▶ _Material supplied_:

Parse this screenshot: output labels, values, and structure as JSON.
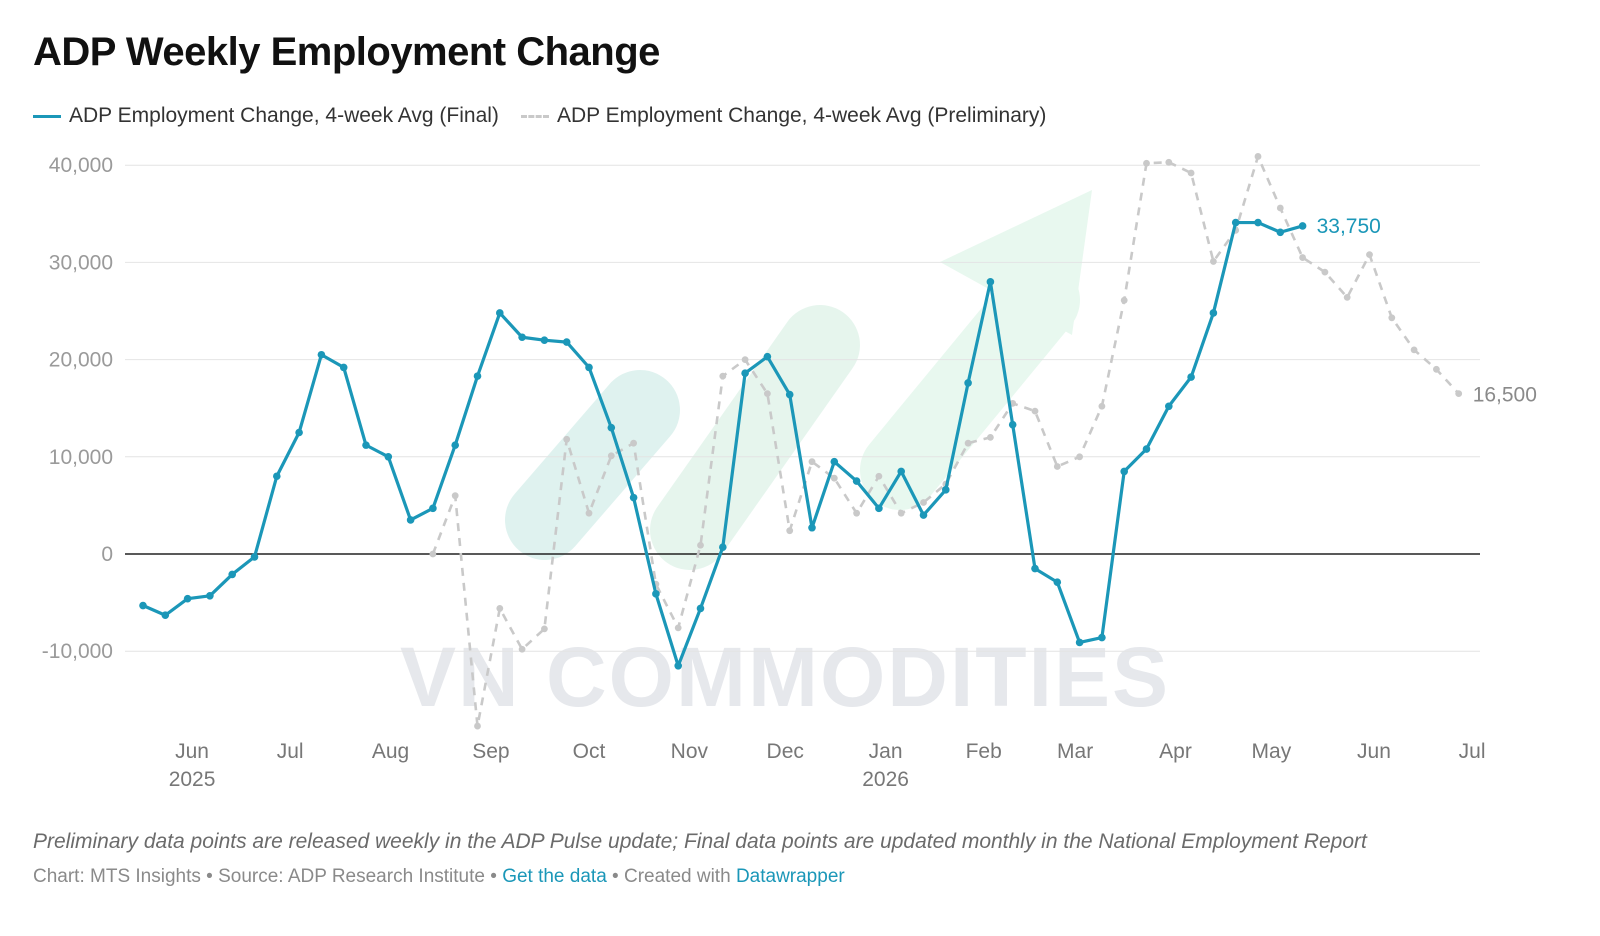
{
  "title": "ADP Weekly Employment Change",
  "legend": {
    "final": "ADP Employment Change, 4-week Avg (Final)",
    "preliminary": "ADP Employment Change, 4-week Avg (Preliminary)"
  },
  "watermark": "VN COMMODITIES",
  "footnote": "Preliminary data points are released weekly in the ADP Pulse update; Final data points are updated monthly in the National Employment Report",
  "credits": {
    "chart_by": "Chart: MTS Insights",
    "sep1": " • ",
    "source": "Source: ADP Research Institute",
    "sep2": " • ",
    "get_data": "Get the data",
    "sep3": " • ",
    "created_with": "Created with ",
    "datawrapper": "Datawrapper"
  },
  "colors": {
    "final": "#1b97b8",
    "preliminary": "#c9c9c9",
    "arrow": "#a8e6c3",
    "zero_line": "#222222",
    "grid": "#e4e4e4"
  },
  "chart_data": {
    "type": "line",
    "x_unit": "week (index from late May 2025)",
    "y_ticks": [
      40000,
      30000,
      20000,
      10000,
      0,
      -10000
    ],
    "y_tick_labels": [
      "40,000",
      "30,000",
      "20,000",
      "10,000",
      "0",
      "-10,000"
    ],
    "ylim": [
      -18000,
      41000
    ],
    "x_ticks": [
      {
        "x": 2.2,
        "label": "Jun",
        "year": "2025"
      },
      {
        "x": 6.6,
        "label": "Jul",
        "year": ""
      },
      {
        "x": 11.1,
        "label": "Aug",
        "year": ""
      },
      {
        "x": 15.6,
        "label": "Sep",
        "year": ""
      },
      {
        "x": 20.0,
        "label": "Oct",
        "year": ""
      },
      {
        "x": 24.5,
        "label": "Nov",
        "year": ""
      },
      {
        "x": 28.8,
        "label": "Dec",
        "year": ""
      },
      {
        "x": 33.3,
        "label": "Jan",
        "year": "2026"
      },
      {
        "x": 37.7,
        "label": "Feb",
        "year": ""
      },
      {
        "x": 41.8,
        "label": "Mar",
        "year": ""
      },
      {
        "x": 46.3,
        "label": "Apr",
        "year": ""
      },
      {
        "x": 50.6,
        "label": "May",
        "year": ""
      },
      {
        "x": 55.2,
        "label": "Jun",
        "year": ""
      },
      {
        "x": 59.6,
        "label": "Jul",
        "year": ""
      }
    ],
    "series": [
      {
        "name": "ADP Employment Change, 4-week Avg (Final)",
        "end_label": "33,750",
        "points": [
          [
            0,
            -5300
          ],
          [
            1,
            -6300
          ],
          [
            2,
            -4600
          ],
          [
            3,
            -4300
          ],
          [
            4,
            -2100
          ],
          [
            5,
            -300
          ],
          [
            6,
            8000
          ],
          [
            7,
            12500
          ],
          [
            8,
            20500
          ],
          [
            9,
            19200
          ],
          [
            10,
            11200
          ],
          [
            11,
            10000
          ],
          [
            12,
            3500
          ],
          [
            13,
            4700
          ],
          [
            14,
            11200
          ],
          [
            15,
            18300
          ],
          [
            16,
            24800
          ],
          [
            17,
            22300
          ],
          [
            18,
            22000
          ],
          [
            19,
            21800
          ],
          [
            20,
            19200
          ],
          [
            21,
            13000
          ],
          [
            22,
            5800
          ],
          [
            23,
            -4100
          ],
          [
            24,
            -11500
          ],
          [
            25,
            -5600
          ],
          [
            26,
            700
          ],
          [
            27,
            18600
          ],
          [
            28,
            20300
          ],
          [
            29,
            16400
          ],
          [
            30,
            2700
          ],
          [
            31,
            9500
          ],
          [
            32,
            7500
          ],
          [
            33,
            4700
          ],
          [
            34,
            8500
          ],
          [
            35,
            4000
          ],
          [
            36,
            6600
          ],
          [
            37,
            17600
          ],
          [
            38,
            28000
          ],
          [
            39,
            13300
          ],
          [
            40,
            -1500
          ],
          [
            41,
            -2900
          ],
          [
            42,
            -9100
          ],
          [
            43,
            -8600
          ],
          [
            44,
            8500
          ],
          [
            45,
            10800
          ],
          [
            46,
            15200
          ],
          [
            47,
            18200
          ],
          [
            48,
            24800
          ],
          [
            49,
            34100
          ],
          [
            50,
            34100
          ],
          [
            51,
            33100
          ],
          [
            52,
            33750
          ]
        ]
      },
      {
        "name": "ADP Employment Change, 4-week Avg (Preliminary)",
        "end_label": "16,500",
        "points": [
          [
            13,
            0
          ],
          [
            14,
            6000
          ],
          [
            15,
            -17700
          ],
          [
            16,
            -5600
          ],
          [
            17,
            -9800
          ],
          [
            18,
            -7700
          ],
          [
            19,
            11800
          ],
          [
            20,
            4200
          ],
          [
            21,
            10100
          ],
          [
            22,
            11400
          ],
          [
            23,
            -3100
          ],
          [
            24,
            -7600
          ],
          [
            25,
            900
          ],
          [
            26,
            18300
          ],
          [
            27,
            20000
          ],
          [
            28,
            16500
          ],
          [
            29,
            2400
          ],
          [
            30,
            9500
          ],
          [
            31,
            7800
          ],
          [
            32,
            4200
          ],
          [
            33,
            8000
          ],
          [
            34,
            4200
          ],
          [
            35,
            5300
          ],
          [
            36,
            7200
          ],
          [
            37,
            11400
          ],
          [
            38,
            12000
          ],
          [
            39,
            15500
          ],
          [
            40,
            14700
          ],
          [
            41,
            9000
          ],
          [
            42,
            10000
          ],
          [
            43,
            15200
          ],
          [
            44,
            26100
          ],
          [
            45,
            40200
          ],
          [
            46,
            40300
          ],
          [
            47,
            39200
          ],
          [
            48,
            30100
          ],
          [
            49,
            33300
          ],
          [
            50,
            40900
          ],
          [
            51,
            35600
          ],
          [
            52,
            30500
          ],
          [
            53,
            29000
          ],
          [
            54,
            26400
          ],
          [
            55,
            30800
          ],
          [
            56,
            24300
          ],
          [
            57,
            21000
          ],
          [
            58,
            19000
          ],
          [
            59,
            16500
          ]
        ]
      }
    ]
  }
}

▶ _Work to do_:
Copy the listing word for word, excluding its pictures.

▶ _Result of this exercise_:
Parse this screenshot: output labels, values, and structure as JSON.
{
  "title": "ADP Weekly Employment Change",
  "legend": {
    "final": "ADP Employment Change, 4-week Avg (Final)",
    "preliminary": "ADP Employment Change, 4-week Avg (Preliminary)"
  },
  "watermark": "VN COMMODITIES",
  "footnote": "Preliminary data points are released weekly in the ADP Pulse update; Final data points are updated monthly in the National Employment Report",
  "credits": {
    "chart_by": "Chart: MTS Insights",
    "sep1": " • ",
    "source": "Source: ADP Research Institute",
    "sep2": " • ",
    "get_data": "Get the data",
    "sep3": " • ",
    "created_with": "Created with ",
    "datawrapper": "Datawrapper"
  },
  "colors": {
    "final": "#1b97b8",
    "preliminary": "#c9c9c9",
    "arrow": "#a8e6c3",
    "zero_line": "#222222",
    "grid": "#e4e4e4"
  },
  "chart_data": {
    "type": "line",
    "x_unit": "week (index from late May 2025)",
    "y_ticks": [
      40000,
      30000,
      20000,
      10000,
      0,
      -10000
    ],
    "y_tick_labels": [
      "40,000",
      "30,000",
      "20,000",
      "10,000",
      "0",
      "-10,000"
    ],
    "ylim": [
      -18000,
      41000
    ],
    "x_ticks": [
      {
        "x": 2.2,
        "label": "Jun",
        "year": "2025"
      },
      {
        "x": 6.6,
        "label": "Jul",
        "year": ""
      },
      {
        "x": 11.1,
        "label": "Aug",
        "year": ""
      },
      {
        "x": 15.6,
        "label": "Sep",
        "year": ""
      },
      {
        "x": 20.0,
        "label": "Oct",
        "year": ""
      },
      {
        "x": 24.5,
        "label": "Nov",
        "year": ""
      },
      {
        "x": 28.8,
        "label": "Dec",
        "year": ""
      },
      {
        "x": 33.3,
        "label": "Jan",
        "year": "2026"
      },
      {
        "x": 37.7,
        "label": "Feb",
        "year": ""
      },
      {
        "x": 41.8,
        "label": "Mar",
        "year": ""
      },
      {
        "x": 46.3,
        "label": "Apr",
        "year": ""
      },
      {
        "x": 50.6,
        "label": "May",
        "year": ""
      },
      {
        "x": 55.2,
        "label": "Jun",
        "year": ""
      },
      {
        "x": 59.6,
        "label": "Jul",
        "year": ""
      }
    ],
    "series": [
      {
        "name": "ADP Employment Change, 4-week Avg (Final)",
        "end_label": "33,750",
        "points": [
          [
            0,
            -5300
          ],
          [
            1,
            -6300
          ],
          [
            2,
            -4600
          ],
          [
            3,
            -4300
          ],
          [
            4,
            -2100
          ],
          [
            5,
            -300
          ],
          [
            6,
            8000
          ],
          [
            7,
            12500
          ],
          [
            8,
            20500
          ],
          [
            9,
            19200
          ],
          [
            10,
            11200
          ],
          [
            11,
            10000
          ],
          [
            12,
            3500
          ],
          [
            13,
            4700
          ],
          [
            14,
            11200
          ],
          [
            15,
            18300
          ],
          [
            16,
            24800
          ],
          [
            17,
            22300
          ],
          [
            18,
            22000
          ],
          [
            19,
            21800
          ],
          [
            20,
            19200
          ],
          [
            21,
            13000
          ],
          [
            22,
            5800
          ],
          [
            23,
            -4100
          ],
          [
            24,
            -11500
          ],
          [
            25,
            -5600
          ],
          [
            26,
            700
          ],
          [
            27,
            18600
          ],
          [
            28,
            20300
          ],
          [
            29,
            16400
          ],
          [
            30,
            2700
          ],
          [
            31,
            9500
          ],
          [
            32,
            7500
          ],
          [
            33,
            4700
          ],
          [
            34,
            8500
          ],
          [
            35,
            4000
          ],
          [
            36,
            6600
          ],
          [
            37,
            17600
          ],
          [
            38,
            28000
          ],
          [
            39,
            13300
          ],
          [
            40,
            -1500
          ],
          [
            41,
            -2900
          ],
          [
            42,
            -9100
          ],
          [
            43,
            -8600
          ],
          [
            44,
            8500
          ],
          [
            45,
            10800
          ],
          [
            46,
            15200
          ],
          [
            47,
            18200
          ],
          [
            48,
            24800
          ],
          [
            49,
            34100
          ],
          [
            50,
            34100
          ],
          [
            51,
            33100
          ],
          [
            52,
            33750
          ]
        ]
      },
      {
        "name": "ADP Employment Change, 4-week Avg (Preliminary)",
        "end_label": "16,500",
        "points": [
          [
            13,
            0
          ],
          [
            14,
            6000
          ],
          [
            15,
            -17700
          ],
          [
            16,
            -5600
          ],
          [
            17,
            -9800
          ],
          [
            18,
            -7700
          ],
          [
            19,
            11800
          ],
          [
            20,
            4200
          ],
          [
            21,
            10100
          ],
          [
            22,
            11400
          ],
          [
            23,
            -3100
          ],
          [
            24,
            -7600
          ],
          [
            25,
            900
          ],
          [
            26,
            18300
          ],
          [
            27,
            20000
          ],
          [
            28,
            16500
          ],
          [
            29,
            2400
          ],
          [
            30,
            9500
          ],
          [
            31,
            7800
          ],
          [
            32,
            4200
          ],
          [
            33,
            8000
          ],
          [
            34,
            4200
          ],
          [
            35,
            5300
          ],
          [
            36,
            7200
          ],
          [
            37,
            11400
          ],
          [
            38,
            12000
          ],
          [
            39,
            15500
          ],
          [
            40,
            14700
          ],
          [
            41,
            9000
          ],
          [
            42,
            10000
          ],
          [
            43,
            15200
          ],
          [
            44,
            26100
          ],
          [
            45,
            40200
          ],
          [
            46,
            40300
          ],
          [
            47,
            39200
          ],
          [
            48,
            30100
          ],
          [
            49,
            33300
          ],
          [
            50,
            40900
          ],
          [
            51,
            35600
          ],
          [
            52,
            30500
          ],
          [
            53,
            29000
          ],
          [
            54,
            26400
          ],
          [
            55,
            30800
          ],
          [
            56,
            24300
          ],
          [
            57,
            21000
          ],
          [
            58,
            19000
          ],
          [
            59,
            16500
          ]
        ]
      }
    ]
  }
}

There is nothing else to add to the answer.